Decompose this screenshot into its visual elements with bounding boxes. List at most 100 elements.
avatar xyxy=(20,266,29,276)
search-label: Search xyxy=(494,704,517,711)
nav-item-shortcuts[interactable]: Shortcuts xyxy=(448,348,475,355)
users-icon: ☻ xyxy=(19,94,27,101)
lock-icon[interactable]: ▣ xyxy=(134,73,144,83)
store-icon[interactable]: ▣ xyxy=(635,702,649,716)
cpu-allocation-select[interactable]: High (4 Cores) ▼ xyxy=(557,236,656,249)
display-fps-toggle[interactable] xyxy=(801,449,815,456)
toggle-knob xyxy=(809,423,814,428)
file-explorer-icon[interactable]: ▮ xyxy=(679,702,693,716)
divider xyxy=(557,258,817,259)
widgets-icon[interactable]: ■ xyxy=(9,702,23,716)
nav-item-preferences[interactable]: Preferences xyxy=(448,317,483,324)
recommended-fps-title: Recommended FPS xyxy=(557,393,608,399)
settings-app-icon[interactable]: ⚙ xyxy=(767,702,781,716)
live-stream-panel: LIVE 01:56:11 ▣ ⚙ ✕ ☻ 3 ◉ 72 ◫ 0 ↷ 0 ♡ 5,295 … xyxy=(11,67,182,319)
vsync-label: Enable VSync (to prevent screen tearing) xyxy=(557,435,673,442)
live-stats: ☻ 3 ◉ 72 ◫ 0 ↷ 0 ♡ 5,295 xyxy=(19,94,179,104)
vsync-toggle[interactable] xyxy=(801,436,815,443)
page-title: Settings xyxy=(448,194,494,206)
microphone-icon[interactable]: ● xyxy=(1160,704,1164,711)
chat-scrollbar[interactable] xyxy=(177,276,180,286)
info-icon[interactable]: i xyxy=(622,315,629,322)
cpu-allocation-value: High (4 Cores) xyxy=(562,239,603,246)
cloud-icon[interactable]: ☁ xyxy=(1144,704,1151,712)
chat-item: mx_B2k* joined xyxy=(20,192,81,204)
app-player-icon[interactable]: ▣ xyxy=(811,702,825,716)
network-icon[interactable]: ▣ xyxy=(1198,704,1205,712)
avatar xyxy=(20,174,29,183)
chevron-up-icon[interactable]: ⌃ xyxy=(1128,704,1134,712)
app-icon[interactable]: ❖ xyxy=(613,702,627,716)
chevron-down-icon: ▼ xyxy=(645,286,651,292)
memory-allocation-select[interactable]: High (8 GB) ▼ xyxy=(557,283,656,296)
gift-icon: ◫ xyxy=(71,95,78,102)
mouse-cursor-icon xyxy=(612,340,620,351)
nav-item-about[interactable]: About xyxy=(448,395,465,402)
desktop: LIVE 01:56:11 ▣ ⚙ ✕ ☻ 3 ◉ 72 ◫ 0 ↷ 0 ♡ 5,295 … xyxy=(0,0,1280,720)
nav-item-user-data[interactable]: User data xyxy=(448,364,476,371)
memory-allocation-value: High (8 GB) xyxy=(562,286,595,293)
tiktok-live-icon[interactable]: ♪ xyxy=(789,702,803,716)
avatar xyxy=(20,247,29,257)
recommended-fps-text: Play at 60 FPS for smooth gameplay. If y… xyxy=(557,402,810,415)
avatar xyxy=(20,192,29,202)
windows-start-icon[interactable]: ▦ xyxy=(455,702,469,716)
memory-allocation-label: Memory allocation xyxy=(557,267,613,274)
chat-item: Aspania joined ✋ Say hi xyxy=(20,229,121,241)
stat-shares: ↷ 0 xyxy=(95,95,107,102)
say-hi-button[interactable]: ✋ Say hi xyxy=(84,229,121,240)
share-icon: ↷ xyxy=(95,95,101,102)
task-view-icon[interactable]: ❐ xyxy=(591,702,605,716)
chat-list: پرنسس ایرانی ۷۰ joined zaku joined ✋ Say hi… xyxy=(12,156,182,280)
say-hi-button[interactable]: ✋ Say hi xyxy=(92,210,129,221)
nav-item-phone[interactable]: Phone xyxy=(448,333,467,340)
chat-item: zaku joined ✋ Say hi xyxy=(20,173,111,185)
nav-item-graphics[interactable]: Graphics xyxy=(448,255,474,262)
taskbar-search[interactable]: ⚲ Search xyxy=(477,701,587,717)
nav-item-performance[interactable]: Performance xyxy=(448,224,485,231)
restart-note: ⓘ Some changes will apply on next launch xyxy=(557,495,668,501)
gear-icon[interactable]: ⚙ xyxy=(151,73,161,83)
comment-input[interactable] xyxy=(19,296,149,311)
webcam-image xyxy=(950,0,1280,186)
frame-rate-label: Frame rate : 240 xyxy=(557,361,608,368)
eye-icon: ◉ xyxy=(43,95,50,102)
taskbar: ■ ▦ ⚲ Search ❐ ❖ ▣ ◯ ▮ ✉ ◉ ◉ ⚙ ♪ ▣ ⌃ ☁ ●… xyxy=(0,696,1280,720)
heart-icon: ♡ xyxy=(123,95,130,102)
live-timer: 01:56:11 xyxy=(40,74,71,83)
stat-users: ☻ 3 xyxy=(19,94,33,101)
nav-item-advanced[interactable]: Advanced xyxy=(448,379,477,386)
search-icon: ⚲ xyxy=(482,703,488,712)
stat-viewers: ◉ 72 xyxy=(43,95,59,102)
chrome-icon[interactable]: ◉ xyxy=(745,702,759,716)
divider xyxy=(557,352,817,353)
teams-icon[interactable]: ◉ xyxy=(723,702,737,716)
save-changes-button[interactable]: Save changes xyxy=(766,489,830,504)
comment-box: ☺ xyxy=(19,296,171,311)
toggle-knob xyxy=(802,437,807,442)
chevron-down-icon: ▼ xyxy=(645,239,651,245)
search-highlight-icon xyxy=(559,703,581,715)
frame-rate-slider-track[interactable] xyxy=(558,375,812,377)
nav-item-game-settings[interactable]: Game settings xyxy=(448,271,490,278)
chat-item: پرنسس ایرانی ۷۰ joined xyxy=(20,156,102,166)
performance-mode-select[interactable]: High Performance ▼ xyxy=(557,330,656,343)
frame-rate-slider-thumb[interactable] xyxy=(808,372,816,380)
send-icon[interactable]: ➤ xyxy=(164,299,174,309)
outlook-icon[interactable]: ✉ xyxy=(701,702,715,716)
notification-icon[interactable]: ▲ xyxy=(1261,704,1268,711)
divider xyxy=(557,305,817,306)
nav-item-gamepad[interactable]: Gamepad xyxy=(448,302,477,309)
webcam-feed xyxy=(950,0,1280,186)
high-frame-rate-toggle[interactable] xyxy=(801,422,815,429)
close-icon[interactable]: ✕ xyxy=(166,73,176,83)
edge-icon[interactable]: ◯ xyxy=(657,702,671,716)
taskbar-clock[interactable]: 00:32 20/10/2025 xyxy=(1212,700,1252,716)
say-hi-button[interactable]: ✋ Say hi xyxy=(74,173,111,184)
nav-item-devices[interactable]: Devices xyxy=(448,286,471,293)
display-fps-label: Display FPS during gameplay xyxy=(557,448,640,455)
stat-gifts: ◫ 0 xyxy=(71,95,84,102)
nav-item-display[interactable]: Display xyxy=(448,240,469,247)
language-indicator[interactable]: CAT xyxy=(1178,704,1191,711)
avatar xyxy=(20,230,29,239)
:::
* _Your goal_
Rewrite all the data above so that every "avatar" becomes "profile-picture", keeping everything else the same.

* _Output for this exercise_
Decompose this screenshot into its visual elements with bounding boxes. List at most 100 elements.
profile-picture xyxy=(20,266,29,276)
search-label: Search xyxy=(494,704,517,711)
nav-item-shortcuts[interactable]: Shortcuts xyxy=(448,348,475,355)
users-icon: ☻ xyxy=(19,94,27,101)
lock-icon[interactable]: ▣ xyxy=(134,73,144,83)
store-icon[interactable]: ▣ xyxy=(635,702,649,716)
cpu-allocation-select[interactable]: High (4 Cores) ▼ xyxy=(557,236,656,249)
display-fps-toggle[interactable] xyxy=(801,449,815,456)
toggle-knob xyxy=(809,423,814,428)
file-explorer-icon[interactable]: ▮ xyxy=(679,702,693,716)
divider xyxy=(557,258,817,259)
widgets-icon[interactable]: ■ xyxy=(9,702,23,716)
nav-item-preferences[interactable]: Preferences xyxy=(448,317,483,324)
recommended-fps-title: Recommended FPS xyxy=(557,393,608,399)
settings-app-icon[interactable]: ⚙ xyxy=(767,702,781,716)
live-stream-panel: LIVE 01:56:11 ▣ ⚙ ✕ ☻ 3 ◉ 72 ◫ 0 ↷ 0 ♡ 5,295 … xyxy=(11,67,182,319)
vsync-label: Enable VSync (to prevent screen tearing) xyxy=(557,435,673,442)
live-stats: ☻ 3 ◉ 72 ◫ 0 ↷ 0 ♡ 5,295 xyxy=(19,94,179,104)
vsync-toggle[interactable] xyxy=(801,436,815,443)
page-title: Settings xyxy=(448,194,494,206)
microphone-icon[interactable]: ● xyxy=(1160,704,1164,711)
chat-scrollbar[interactable] xyxy=(177,276,180,286)
info-icon[interactable]: i xyxy=(622,315,629,322)
cpu-allocation-value: High (4 Cores) xyxy=(562,239,603,246)
cloud-icon[interactable]: ☁ xyxy=(1144,704,1151,712)
chat-item: mx_B2k* joined xyxy=(20,192,81,204)
app-player-icon[interactable]: ▣ xyxy=(811,702,825,716)
network-icon[interactable]: ▣ xyxy=(1198,704,1205,712)
profile-picture xyxy=(20,174,29,183)
chevron-up-icon[interactable]: ⌃ xyxy=(1128,704,1134,712)
app-icon[interactable]: ❖ xyxy=(613,702,627,716)
chevron-down-icon: ▼ xyxy=(645,286,651,292)
memory-allocation-select[interactable]: High (8 GB) ▼ xyxy=(557,283,656,296)
gift-icon: ◫ xyxy=(71,95,78,102)
mouse-cursor-icon xyxy=(612,340,620,351)
nav-item-about[interactable]: About xyxy=(448,395,465,402)
desktop: LIVE 01:56:11 ▣ ⚙ ✕ ☻ 3 ◉ 72 ◫ 0 ↷ 0 ♡ 5,295 … xyxy=(0,0,1280,720)
nav-item-user-data[interactable]: User data xyxy=(448,364,476,371)
memory-allocation-value: High (8 GB) xyxy=(562,286,595,293)
tiktok-live-icon[interactable]: ♪ xyxy=(789,702,803,716)
profile-picture xyxy=(20,247,29,257)
recommended-fps-text: Play at 60 FPS for smooth gameplay. If y… xyxy=(557,402,810,415)
profile-picture xyxy=(20,192,29,202)
windows-start-icon[interactable]: ▦ xyxy=(455,702,469,716)
memory-allocation-label: Memory allocation xyxy=(557,267,613,274)
chat-item: Aspania joined ✋ Say hi xyxy=(20,229,121,241)
stat-shares: ↷ 0 xyxy=(95,95,107,102)
say-hi-button[interactable]: ✋ Say hi xyxy=(84,229,121,240)
share-icon: ↷ xyxy=(95,95,101,102)
task-view-icon[interactable]: ❐ xyxy=(591,702,605,716)
chat-list: پرنسس ایرانی ۷۰ joined zaku joined ✋ Say hi… xyxy=(12,156,182,280)
say-hi-button[interactable]: ✋ Say hi xyxy=(92,210,129,221)
nav-item-phone[interactable]: Phone xyxy=(448,333,467,340)
chat-item: zaku joined ✋ Say hi xyxy=(20,173,111,185)
nav-item-graphics[interactable]: Graphics xyxy=(448,255,474,262)
taskbar-search[interactable]: ⚲ Search xyxy=(477,701,587,717)
nav-item-performance[interactable]: Performance xyxy=(448,224,485,231)
restart-note: ⓘ Some changes will apply on next launch xyxy=(557,495,668,501)
gear-icon[interactable]: ⚙ xyxy=(151,73,161,83)
comment-input[interactable] xyxy=(19,296,149,311)
webcam-image xyxy=(950,0,1280,186)
frame-rate-label: Frame rate : 240 xyxy=(557,361,608,368)
eye-icon: ◉ xyxy=(43,95,50,102)
taskbar: ■ ▦ ⚲ Search ❐ ❖ ▣ ◯ ▮ ✉ ◉ ◉ ⚙ ♪ ▣ ⌃ ☁ ●… xyxy=(0,696,1280,720)
heart-icon: ♡ xyxy=(123,95,130,102)
live-timer: 01:56:11 xyxy=(40,74,71,83)
stat-users: ☻ 3 xyxy=(19,94,33,101)
nav-item-advanced[interactable]: Advanced xyxy=(448,379,477,386)
search-icon: ⚲ xyxy=(482,703,488,712)
stat-viewers: ◉ 72 xyxy=(43,95,59,102)
chrome-icon[interactable]: ◉ xyxy=(745,702,759,716)
divider xyxy=(557,352,817,353)
teams-icon[interactable]: ◉ xyxy=(723,702,737,716)
save-changes-button[interactable]: Save changes xyxy=(766,489,830,504)
comment-box: ☺ xyxy=(19,296,171,311)
toggle-knob xyxy=(802,437,807,442)
chevron-down-icon: ▼ xyxy=(645,239,651,245)
search-highlight-icon xyxy=(559,703,581,715)
frame-rate-slider-track[interactable] xyxy=(558,375,812,377)
nav-item-game-settings[interactable]: Game settings xyxy=(448,271,490,278)
chat-item: پرنسس ایرانی ۷۰ joined xyxy=(20,156,102,166)
performance-mode-select[interactable]: High Performance ▼ xyxy=(557,330,656,343)
frame-rate-slider-thumb[interactable] xyxy=(808,372,816,380)
send-icon[interactable]: ➤ xyxy=(164,299,174,309)
outlook-icon[interactable]: ✉ xyxy=(701,702,715,716)
notification-icon[interactable]: ▲ xyxy=(1261,704,1268,711)
divider xyxy=(557,305,817,306)
nav-item-gamepad[interactable]: Gamepad xyxy=(448,302,477,309)
webcam-feed xyxy=(950,0,1280,186)
high-frame-rate-toggle[interactable] xyxy=(801,422,815,429)
close-icon[interactable]: ✕ xyxy=(166,73,176,83)
edge-icon[interactable]: ◯ xyxy=(657,702,671,716)
taskbar-clock[interactable]: 00:32 20/10/2025 xyxy=(1212,700,1252,716)
say-hi-button[interactable]: ✋ Say hi xyxy=(74,173,111,184)
nav-item-devices[interactable]: Devices xyxy=(448,286,471,293)
display-fps-label: Display FPS during gameplay xyxy=(557,448,640,455)
stat-gifts: ◫ 0 xyxy=(71,95,84,102)
nav-item-display[interactable]: Display xyxy=(448,240,469,247)
language-indicator[interactable]: CAT xyxy=(1178,704,1191,711)
profile-picture xyxy=(20,230,29,239)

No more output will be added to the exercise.